Whenever a line contains the string "Fitted", copy it out of the entries.

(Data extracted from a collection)
-*-*-
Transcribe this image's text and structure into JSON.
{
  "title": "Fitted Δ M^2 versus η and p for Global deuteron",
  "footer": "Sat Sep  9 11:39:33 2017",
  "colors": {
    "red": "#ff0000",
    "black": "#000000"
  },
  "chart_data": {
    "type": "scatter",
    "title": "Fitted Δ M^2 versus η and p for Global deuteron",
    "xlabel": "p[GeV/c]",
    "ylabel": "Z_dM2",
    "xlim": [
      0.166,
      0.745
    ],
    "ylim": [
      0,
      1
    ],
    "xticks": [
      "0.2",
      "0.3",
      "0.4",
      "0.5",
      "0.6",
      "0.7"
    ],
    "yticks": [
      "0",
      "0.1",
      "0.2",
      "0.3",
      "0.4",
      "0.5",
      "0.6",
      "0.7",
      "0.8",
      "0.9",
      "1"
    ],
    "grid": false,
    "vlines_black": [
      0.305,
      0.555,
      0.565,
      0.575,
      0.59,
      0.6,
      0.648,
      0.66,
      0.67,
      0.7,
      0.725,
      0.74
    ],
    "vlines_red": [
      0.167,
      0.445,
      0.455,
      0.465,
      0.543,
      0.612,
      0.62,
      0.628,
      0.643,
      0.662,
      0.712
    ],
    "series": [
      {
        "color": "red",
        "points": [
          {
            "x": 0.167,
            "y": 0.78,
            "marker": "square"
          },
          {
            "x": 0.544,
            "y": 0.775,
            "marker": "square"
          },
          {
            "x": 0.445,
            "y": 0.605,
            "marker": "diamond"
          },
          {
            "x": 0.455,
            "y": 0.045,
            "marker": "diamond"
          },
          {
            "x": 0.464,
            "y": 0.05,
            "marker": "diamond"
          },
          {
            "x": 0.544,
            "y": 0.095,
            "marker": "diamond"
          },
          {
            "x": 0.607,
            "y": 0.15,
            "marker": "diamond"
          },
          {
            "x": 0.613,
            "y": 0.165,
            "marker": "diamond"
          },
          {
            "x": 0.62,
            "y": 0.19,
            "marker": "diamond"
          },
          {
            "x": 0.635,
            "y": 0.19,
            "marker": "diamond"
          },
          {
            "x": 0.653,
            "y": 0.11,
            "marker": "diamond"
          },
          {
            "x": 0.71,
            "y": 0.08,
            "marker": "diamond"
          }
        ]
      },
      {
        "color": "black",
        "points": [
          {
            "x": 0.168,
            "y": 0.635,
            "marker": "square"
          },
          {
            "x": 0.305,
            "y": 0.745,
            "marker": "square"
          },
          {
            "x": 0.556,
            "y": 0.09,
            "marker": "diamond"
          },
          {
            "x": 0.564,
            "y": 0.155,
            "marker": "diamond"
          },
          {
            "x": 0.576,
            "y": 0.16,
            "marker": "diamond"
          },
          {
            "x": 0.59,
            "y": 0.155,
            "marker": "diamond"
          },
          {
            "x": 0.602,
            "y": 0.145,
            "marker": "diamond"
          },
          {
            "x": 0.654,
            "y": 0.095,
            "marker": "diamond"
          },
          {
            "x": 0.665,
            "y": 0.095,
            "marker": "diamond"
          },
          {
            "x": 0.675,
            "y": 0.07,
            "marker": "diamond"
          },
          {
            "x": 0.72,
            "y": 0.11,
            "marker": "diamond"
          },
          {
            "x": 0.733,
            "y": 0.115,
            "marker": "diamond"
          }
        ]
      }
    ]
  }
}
-*-*-
§ ANSWER FOR THE TASK
  "title": "Fitted Δ M^2 versus η and p for Global deuteron",
    "title": "Fitted Δ M^2 versus η and p for Global deuteron",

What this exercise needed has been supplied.